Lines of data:
(begin)
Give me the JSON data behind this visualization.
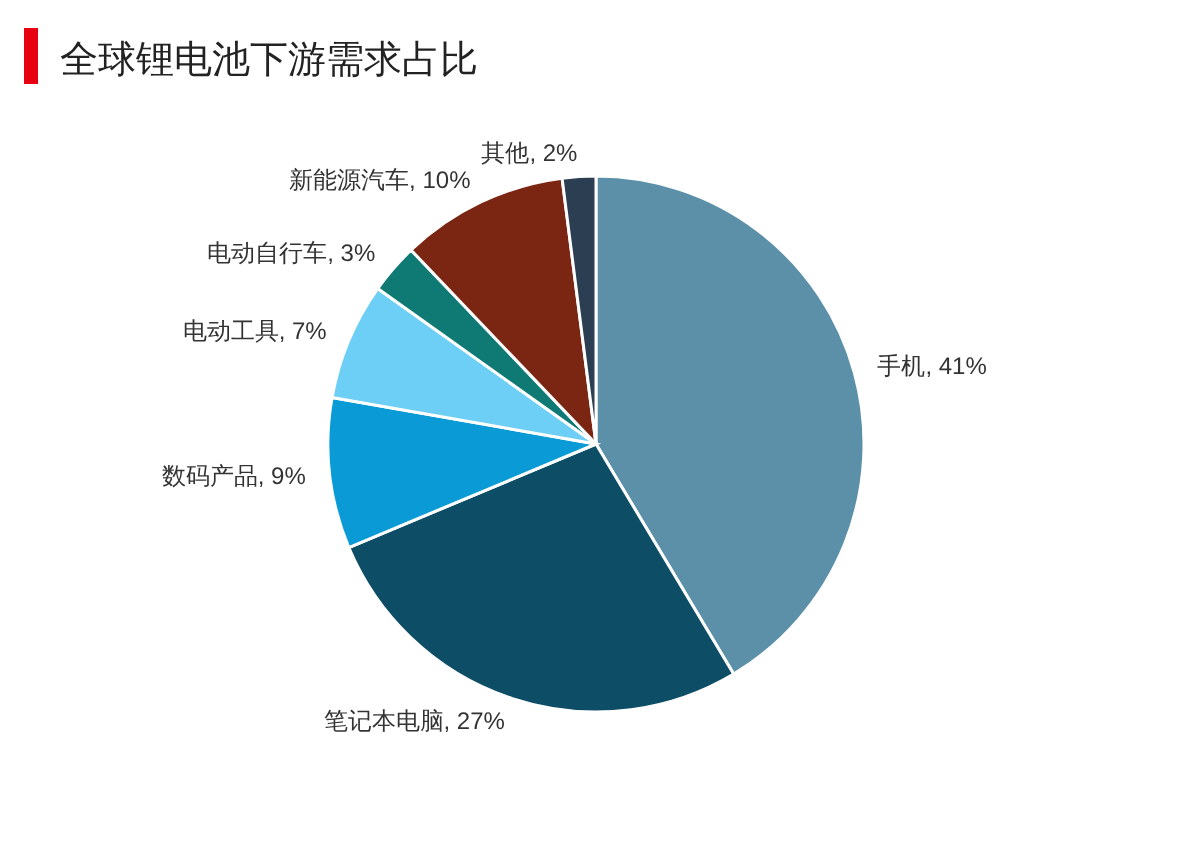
{
  "chart_data": {
    "type": "pie",
    "title": "全球锂电池下游需求占比",
    "categories": [
      "手机",
      "笔记本电脑",
      "数码产品",
      "电动工具",
      "电动自行车",
      "新能源汽车",
      "其他"
    ],
    "values": [
      41,
      27,
      9,
      7,
      3,
      10,
      2
    ],
    "value_labels": [
      "41%",
      "27%",
      "9%",
      "7%",
      "3%",
      "10%",
      "2%"
    ],
    "colors": [
      "#5b90a8",
      "#0d4d66",
      "#0a9bd6",
      "#6dcff5",
      "#0f7a74",
      "#7a2612",
      "#2c3f52"
    ]
  }
}
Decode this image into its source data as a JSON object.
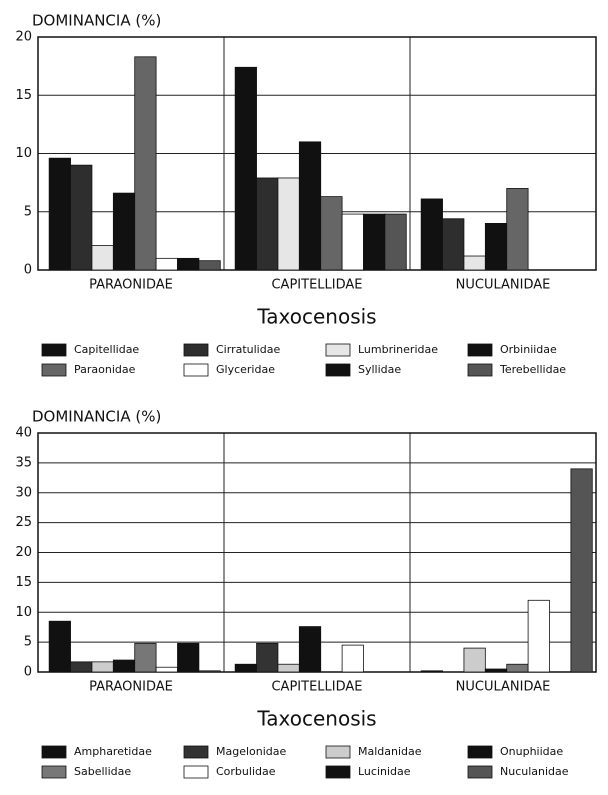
{
  "chart_data": [
    {
      "type": "bar",
      "y_label": "DOMINANCIA (%)",
      "x_label": "Taxocenosis",
      "categories": [
        "PARAONIDAE",
        "CAPITELLIDAE",
        "NUCULANIDAE"
      ],
      "ylim": [
        0,
        20
      ],
      "yticks": [
        0,
        5,
        10,
        15,
        20
      ],
      "grid": true,
      "series": [
        {
          "name": "Capitellidae",
          "color": "#111111",
          "values": [
            9.6,
            17.4,
            6.1
          ]
        },
        {
          "name": "Cirratulidae",
          "color": "#2e2e2e",
          "values": [
            9.0,
            7.9,
            4.4
          ]
        },
        {
          "name": "Lumbrineridae",
          "color": "#e6e6e6",
          "values": [
            2.1,
            7.9,
            1.2
          ]
        },
        {
          "name": "Orbiniidae",
          "color": "#111111",
          "values": [
            6.6,
            11.0,
            4.0
          ]
        },
        {
          "name": "Paraonidae",
          "color": "#666666",
          "values": [
            18.3,
            6.3,
            7.0
          ]
        },
        {
          "name": "Glyceridae",
          "color": "#ffffff",
          "values": [
            1.0,
            4.8,
            0
          ]
        },
        {
          "name": "Syllidae",
          "color": "#111111",
          "values": [
            1.0,
            4.8,
            0
          ]
        },
        {
          "name": "Terebellidae",
          "color": "#555555",
          "values": [
            0.8,
            4.8,
            0
          ]
        }
      ]
    },
    {
      "type": "bar",
      "y_label": "DOMINANCIA (%)",
      "x_label": "Taxocenosis",
      "categories": [
        "PARAONIDAE",
        "CAPITELLIDAE",
        "NUCULANIDAE"
      ],
      "ylim": [
        0,
        40
      ],
      "yticks": [
        0,
        5,
        10,
        15,
        20,
        25,
        30,
        35,
        40
      ],
      "grid": true,
      "series": [
        {
          "name": "Ampharetidae",
          "color": "#111111",
          "values": [
            8.5,
            1.3,
            0.2
          ]
        },
        {
          "name": "Magelonidae",
          "color": "#333333",
          "values": [
            1.7,
            4.8,
            0
          ]
        },
        {
          "name": "Maldanidae",
          "color": "#cccccc",
          "values": [
            1.7,
            1.3,
            4.0
          ]
        },
        {
          "name": "Onuphiidae",
          "color": "#111111",
          "values": [
            2.0,
            7.6,
            0.5
          ]
        },
        {
          "name": "Sabellidae",
          "color": "#777777",
          "values": [
            4.8,
            0,
            1.3
          ]
        },
        {
          "name": "Corbulidae",
          "color": "#ffffff",
          "values": [
            0.8,
            4.5,
            12.0
          ]
        },
        {
          "name": "Lucinidae",
          "color": "#111111",
          "values": [
            4.8,
            0,
            0
          ]
        },
        {
          "name": "Nuculanidae",
          "color": "#555555",
          "values": [
            0.2,
            0,
            34.0
          ]
        }
      ]
    }
  ]
}
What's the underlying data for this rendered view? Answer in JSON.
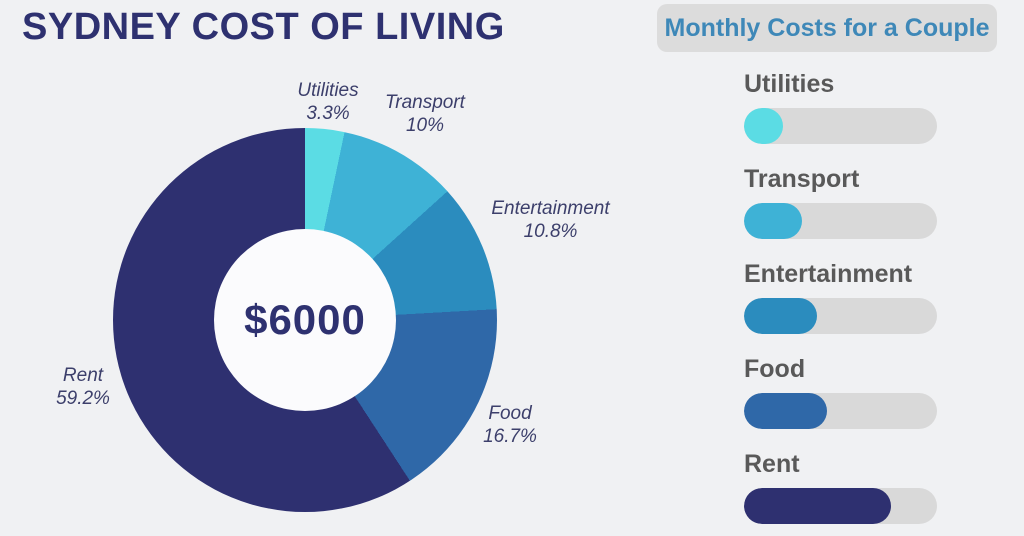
{
  "page": {
    "background": "#F0F1F3"
  },
  "title": "SYDNEY COST OF LIVING",
  "title_color": "#2E3170",
  "chart_data": {
    "type": "pie",
    "donut": true,
    "title": "SYDNEY COST OF LIVING",
    "center_total": "$6000",
    "categories": [
      "Utilities",
      "Transport",
      "Entertainment",
      "Food",
      "Rent"
    ],
    "values_percent": [
      3.3,
      10,
      10.8,
      16.7,
      59.2
    ],
    "colors": [
      "#5BDCE4",
      "#3EB2D6",
      "#2B8CBE",
      "#2F68A8",
      "#2E3070"
    ],
    "start_angle_deg": 0,
    "direction": "clockwise",
    "hole_color": "#FBFBFD",
    "center_text_color": "#2E3170",
    "callouts": [
      {
        "name": "Utilities",
        "pct": "3.3%"
      },
      {
        "name": "Transport",
        "pct": "10%"
      },
      {
        "name": "Entertainment",
        "pct": "10.8%"
      },
      {
        "name": "Food",
        "pct": "16.7%"
      },
      {
        "name": "Rent",
        "pct": "59.2%"
      }
    ]
  },
  "legend": {
    "title": "Monthly Costs for a Couple",
    "title_color": "#3E88B8",
    "title_bg": "#DCDCDC",
    "label_color": "#595959",
    "track_color": "#D9D9D9",
    "items": [
      {
        "label": "Utilities",
        "color": "#5BDCE4",
        "fill_percent": 20
      },
      {
        "label": "Transport",
        "color": "#3EB2D6",
        "fill_percent": 30
      },
      {
        "label": "Entertainment",
        "color": "#2B8CBE",
        "fill_percent": 38
      },
      {
        "label": "Food",
        "color": "#2F68A8",
        "fill_percent": 43
      },
      {
        "label": "Rent",
        "color": "#2E3070",
        "fill_percent": 76
      }
    ]
  }
}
(end)
Stated exercise:
Give only the number of lines in the material above where the string "SYDNEY" appears.

Expected output:
2